## Data for processing
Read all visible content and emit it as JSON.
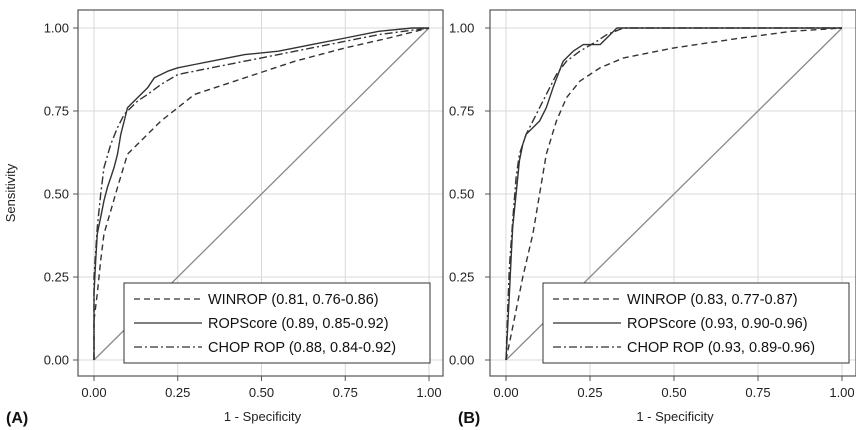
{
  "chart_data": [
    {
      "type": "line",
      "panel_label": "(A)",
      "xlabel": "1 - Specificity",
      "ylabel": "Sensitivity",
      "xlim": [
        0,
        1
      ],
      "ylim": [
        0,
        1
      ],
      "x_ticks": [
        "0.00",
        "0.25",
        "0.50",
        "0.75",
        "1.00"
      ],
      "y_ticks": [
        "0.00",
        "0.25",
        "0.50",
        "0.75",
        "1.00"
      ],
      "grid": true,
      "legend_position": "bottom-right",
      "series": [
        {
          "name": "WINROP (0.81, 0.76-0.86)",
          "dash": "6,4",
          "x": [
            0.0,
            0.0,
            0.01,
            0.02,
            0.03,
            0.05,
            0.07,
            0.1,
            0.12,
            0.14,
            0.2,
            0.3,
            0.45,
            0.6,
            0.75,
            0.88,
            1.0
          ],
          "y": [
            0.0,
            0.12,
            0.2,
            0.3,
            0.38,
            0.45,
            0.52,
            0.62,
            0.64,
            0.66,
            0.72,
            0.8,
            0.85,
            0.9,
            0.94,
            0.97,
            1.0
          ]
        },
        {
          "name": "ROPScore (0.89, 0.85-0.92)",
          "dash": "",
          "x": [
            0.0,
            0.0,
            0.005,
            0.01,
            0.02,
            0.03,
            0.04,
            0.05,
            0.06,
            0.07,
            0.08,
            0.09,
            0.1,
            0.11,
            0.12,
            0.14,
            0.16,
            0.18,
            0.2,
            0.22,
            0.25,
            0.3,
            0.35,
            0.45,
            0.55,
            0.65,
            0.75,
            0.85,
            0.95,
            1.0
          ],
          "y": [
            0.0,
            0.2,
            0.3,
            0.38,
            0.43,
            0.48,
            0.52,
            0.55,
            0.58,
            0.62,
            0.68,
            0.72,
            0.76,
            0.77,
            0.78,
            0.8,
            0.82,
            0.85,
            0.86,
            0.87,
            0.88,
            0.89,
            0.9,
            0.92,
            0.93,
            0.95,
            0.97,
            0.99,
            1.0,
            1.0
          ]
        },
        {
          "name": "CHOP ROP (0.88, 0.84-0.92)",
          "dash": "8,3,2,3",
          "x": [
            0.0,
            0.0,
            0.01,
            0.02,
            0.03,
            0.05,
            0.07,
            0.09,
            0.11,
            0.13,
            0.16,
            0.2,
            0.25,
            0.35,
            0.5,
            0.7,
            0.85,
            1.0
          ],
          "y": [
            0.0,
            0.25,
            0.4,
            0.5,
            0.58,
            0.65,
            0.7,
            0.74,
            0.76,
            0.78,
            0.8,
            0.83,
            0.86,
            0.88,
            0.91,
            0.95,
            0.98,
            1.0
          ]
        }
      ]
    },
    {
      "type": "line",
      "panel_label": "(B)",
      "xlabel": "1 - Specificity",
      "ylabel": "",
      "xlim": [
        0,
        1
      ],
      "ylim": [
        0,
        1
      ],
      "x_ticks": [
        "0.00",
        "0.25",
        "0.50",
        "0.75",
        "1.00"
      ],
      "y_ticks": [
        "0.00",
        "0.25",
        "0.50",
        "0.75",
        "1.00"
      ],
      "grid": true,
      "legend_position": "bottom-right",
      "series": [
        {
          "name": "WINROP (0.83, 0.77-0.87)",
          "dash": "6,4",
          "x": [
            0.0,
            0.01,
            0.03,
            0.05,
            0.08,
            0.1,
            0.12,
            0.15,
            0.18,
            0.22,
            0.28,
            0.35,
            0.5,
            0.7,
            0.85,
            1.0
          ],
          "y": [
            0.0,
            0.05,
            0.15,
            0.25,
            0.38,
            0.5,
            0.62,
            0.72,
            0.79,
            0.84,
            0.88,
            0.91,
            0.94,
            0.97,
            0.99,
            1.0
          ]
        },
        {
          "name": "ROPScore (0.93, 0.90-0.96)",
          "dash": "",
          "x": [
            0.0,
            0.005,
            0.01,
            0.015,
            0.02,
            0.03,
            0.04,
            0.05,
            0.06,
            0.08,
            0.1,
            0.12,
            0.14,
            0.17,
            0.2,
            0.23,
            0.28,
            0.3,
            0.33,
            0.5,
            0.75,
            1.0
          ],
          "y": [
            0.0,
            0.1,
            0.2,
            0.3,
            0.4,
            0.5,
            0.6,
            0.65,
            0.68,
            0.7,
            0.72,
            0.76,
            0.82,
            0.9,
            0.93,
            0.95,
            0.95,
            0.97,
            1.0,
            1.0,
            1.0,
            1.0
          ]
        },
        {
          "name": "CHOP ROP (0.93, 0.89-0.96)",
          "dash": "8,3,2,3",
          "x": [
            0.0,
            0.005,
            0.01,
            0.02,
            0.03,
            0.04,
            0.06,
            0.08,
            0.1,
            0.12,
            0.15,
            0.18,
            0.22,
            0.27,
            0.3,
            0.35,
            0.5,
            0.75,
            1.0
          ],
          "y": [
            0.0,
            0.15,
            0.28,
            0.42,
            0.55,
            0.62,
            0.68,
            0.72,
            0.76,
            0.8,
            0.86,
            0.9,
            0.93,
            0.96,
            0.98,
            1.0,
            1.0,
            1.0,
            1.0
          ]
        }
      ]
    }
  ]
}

---

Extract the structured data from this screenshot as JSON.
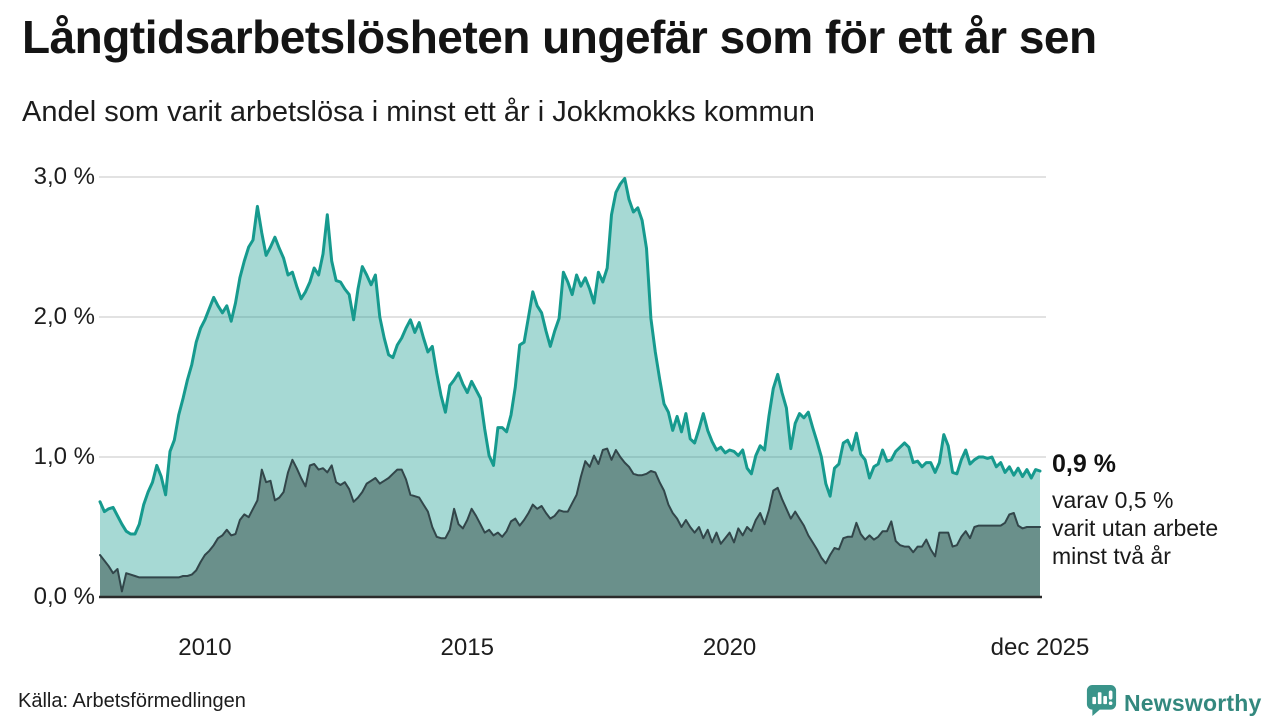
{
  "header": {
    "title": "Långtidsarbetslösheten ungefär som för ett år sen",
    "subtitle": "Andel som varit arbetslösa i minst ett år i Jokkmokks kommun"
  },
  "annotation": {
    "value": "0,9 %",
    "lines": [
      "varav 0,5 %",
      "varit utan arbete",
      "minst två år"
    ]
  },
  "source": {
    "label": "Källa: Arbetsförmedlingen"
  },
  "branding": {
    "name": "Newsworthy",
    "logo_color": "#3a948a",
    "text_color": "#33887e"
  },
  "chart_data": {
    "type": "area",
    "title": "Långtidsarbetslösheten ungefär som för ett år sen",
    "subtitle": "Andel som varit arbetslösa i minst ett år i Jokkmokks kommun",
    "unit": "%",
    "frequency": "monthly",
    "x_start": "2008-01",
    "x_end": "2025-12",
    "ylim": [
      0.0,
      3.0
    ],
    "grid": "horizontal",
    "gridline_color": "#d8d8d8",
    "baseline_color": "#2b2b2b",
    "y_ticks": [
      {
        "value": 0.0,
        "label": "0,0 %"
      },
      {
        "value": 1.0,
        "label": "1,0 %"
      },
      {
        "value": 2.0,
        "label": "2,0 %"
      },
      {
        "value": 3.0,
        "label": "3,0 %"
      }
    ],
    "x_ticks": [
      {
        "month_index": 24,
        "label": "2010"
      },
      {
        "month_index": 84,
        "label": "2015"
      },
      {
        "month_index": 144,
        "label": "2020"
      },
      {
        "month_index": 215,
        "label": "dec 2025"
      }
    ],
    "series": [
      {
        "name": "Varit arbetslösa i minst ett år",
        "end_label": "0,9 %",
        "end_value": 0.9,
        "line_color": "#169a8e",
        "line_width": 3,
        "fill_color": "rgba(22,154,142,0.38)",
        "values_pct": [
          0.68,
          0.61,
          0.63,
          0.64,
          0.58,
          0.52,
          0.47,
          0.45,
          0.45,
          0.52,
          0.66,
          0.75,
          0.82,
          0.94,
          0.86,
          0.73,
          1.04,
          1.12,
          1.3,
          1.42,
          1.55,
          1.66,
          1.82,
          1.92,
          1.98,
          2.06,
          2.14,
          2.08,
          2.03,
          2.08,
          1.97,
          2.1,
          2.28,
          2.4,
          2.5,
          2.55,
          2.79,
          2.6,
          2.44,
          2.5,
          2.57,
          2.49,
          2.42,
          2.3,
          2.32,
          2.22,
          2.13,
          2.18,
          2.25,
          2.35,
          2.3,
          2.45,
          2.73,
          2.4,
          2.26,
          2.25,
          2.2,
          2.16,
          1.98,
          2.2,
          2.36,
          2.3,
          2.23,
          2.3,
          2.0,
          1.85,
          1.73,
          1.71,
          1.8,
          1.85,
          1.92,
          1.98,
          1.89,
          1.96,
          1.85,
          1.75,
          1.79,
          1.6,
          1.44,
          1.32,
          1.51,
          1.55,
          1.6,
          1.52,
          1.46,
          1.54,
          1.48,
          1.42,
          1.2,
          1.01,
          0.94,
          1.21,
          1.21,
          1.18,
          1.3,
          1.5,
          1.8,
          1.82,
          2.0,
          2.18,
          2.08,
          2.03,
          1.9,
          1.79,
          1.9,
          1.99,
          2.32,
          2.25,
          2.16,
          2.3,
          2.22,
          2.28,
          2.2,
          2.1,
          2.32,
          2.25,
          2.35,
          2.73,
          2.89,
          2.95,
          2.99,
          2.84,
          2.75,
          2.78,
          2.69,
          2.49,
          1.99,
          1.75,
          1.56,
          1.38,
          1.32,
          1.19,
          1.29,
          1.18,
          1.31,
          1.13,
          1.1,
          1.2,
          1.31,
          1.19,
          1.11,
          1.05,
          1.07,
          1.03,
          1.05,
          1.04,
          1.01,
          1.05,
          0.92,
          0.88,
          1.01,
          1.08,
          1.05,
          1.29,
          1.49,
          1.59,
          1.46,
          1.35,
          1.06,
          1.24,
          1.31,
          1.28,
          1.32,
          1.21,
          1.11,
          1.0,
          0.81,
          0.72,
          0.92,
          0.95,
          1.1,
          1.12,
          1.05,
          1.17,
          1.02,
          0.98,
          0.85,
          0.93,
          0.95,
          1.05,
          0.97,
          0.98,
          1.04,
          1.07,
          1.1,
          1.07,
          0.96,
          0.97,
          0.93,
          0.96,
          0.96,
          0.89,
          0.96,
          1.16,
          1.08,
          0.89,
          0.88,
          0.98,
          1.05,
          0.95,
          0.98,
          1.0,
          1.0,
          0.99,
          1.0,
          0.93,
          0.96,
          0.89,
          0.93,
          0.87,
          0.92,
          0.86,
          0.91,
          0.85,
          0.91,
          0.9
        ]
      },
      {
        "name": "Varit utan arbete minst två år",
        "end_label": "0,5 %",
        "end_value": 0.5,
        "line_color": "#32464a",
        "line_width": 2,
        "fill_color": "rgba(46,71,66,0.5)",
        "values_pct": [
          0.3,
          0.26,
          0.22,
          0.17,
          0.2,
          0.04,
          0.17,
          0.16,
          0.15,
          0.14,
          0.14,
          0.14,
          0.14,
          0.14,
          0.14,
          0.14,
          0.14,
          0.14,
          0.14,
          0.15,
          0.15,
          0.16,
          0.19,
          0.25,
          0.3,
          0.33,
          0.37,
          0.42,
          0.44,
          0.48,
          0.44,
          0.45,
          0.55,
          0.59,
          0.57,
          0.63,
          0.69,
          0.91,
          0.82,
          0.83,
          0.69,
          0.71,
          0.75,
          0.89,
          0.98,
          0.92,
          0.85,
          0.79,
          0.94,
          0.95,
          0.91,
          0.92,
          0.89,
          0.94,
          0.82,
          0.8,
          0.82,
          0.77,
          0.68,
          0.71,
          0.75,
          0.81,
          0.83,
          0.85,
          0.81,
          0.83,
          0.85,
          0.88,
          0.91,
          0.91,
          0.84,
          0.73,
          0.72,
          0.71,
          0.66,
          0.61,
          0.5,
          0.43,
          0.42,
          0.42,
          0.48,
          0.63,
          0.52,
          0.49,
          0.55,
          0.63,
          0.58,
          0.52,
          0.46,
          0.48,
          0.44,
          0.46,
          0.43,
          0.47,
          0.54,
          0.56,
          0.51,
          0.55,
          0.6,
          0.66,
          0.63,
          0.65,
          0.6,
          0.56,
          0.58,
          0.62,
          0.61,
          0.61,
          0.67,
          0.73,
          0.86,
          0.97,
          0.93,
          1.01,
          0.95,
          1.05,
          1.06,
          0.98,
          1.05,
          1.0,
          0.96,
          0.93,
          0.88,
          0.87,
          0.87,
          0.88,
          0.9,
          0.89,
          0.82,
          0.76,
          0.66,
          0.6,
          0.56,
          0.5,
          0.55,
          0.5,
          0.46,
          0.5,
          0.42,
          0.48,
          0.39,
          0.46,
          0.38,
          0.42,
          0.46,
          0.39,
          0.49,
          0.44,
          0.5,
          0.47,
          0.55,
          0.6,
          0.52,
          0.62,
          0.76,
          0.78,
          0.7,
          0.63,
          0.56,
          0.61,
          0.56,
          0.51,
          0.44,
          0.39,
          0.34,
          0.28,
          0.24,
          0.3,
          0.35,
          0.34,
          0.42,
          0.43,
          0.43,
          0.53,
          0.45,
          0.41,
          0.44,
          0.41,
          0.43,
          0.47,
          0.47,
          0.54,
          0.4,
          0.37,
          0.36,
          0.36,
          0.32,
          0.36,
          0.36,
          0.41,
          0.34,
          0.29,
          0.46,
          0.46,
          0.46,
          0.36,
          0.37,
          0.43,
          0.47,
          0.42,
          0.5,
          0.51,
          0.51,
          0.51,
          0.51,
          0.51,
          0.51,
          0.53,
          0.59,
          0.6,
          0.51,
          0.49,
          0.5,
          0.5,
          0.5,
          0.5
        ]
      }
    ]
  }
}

* * *

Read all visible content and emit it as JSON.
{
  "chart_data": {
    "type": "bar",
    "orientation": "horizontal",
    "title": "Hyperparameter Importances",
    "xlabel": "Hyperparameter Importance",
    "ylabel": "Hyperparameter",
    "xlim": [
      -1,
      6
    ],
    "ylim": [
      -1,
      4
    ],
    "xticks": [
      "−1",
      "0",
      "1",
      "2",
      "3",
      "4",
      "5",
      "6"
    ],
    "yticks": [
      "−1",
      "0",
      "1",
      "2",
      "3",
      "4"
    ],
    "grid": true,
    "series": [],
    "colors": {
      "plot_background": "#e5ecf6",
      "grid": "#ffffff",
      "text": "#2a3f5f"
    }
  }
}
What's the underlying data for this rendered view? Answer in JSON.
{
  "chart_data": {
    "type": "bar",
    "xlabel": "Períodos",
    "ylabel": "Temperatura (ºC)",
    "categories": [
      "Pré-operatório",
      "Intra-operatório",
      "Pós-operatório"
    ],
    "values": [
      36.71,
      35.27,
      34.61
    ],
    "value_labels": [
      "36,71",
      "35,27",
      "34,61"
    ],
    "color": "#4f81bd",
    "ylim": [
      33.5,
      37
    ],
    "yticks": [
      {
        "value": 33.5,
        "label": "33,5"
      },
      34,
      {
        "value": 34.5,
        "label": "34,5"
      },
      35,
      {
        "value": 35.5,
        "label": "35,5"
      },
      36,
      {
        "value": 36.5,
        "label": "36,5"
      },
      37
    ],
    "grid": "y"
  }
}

## Stated exercise
Show each line holding the word "horizontal".

## Answer for the task
    "grid": "horizontal",
    "orientation": "horizontal",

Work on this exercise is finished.